▸ Stated goal 1
Summarize the Sunday Times interview in three sentences.
▸ Stated goal 2
Continue the Sunday Times interview from the point where the text stops.

▸ Text section

******

Interview With Andrew Neil and Jon Connell of the Sunday Times of London

September 6, 1984

Q. Are you all geared up for the campaign, Mr. President?

The President. Yes, although I know what it's going to be like, because I've had one experience as Governor of California running for reelection, and you have to be Governor at the same time.

Q. Yes.

The President. You have to do the job, too, in campaigns. So, it won't exactly be the kind where you go out on extended tours as it was 4 years ago.

Q. May I proceed with that?

The President. Yes.

Q. You are so far ahead. Are we seeing a sea change in American politics? [Laughter]

The President. I'm not going to be tempted by those. I'm worried, as a matter of fact, that maybe too many people are going to get complacent and think their votes aren't needed.

Q. And not turn out.

The President. I keep remembering a Republican candidate named Dewey. [Laughter]

Q. So, you think there's a danger of getting too overconfident, perhaps, with such a lead in the polls?

The President. Not for me. I never was that way when I was in sports and athletics. I always figure -- [inaudible] -- I'm going to run one vote behind.

Q. Why do you think Mrs. Thatcher could be elected last year on policies not too different from yours? You see the election in Canada. You're way ahead in the polls. What's happening?

The President. Well, I won't speak for another country, I'll speak for my own. I think there has been a growing awareness on the part of people in both parties here that the increase in government and in government intervention in what had traditionally been the private sector, and so forth, is finally catching up with us. The people have found that the cost of government has skyrocketed and that there are things that government cannot do as well as the private sector. And I think this is what we're seeing.

I think here in our own country that we came to a point in which government's relationship with its own business and industrial community was adversarial rather than -- --

Q. Working together.

The President. -- -- cooperative. Yes. And there seems to have been quite a reaction to that once we started to turn it around.

And the debate for these last 3\1/2\ years that -- for about 50 years, had been one of, well, how much are we going to spend on this program and that program, and what new programs? Suddenly, the debate for these last 4 years, it turns out, has been how much can we cut the spending?

Q. So, the debate's on your terms now?

The President. Yes.

Q. And you changed to that extent. It's you setting the agenda.

The President. Yes. But I think in a way the people determine that, also.

Q. When you -- if you get reelected -- not when, if -- [laughter] -- what's going to be your major priority on the international scene? I think that's what people in Europe -- --

The President. On the international scene? Well, it has to be peace, and it has to be reduced arms, particularly in the strategic field. I have to believe that if we can persuade the Soviet Union to join in reducing those weapons, that perhaps we can all see the wisdom of not only reducing but eliminating. I don't think the world should have to live with this threat hanging over it.

******

▸ Available data
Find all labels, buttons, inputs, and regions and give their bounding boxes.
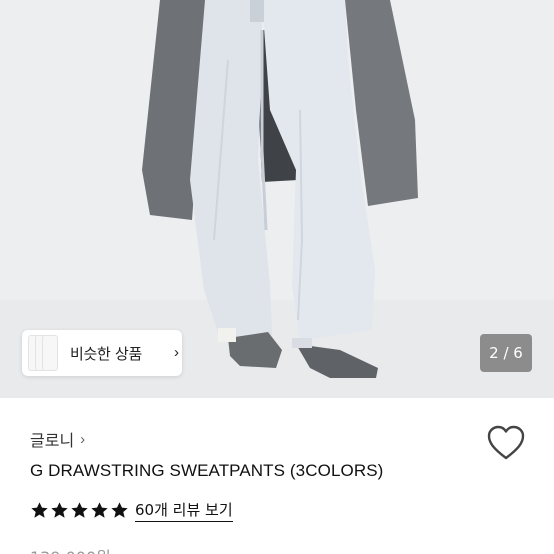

******

▸ Response 1
The President says this campaign will not involve the extended tours of four years earlier because he must keep doing his job, and he worries that his lead will make voters complacent. He attributes the public mood to a growing awareness that government and its cost have grown too large, and he says the debate has shifted from how much to spend to how much spending can be cut. He names peace and reduced arms, particularly strategic weapons, as his main international priority and hopes the Soviet Union can be persuaded to reduce and perhaps eliminate them.

▸ Response 2
And it really doesn't make any sense. Every weapon that's ever been introduced until this one has had defensive measures that followed. And you could look at war as winnable or losable in the normal sense. But we've come to a point now that a previous President of ours, Dwight Eisenhower, said might happen. We've come to a point where a war with the weapons now at hand -- there is no foreseeing a victory or defeat in the traditional terms. The weapons are capable of destroying mankind and civilization. When that time comes, as he himself said, then it's time for the nations to sit down and find another way of settling disputes.

Q. I hope, Mr. President, in getting -- [inaudible] -- administration, the kind of fissures that seem to be growing between Western Europe and the United States do not get deeper. There sometimes seems to be trends in the 1980's that are pulling us a bit apart.

The President. Well, my feeling is that, yes, that I came in and inherited such a situation. But I believe that these summit meetings that we've been having -- I believe that that has been changed. I don't think we've ever been closer to our NATO partners than we are now. And Margaret Thatcher has had a great deal to do with that.

I've got to take a second to tell you one thing. When we had the summit at Williamsburg, and the first dinner the first night, the heads of state, we all met and dined at what had been the British colonial Governor's mansion. So, I was all set for it. And I was waiting until we were all settled, and then my line was going to be, ``Margaret, if one of your predecessors had been a little more clever, you would be hosting this gathering.'' [Laughter]

So it all worked that way, and I started, I said, ``Margaret, if one of your predecessors had been a little more clever.'' She said, ``I know. I would have been hosting this gathering.'' [Laughter] She said the line.

Q. She's quite clever.

The President. She really is.

Q. Mr. President, thank you very much for seeing us.

The President. Well, it's good to see you.

Q. Thank you very much. It's good to see you looking so well.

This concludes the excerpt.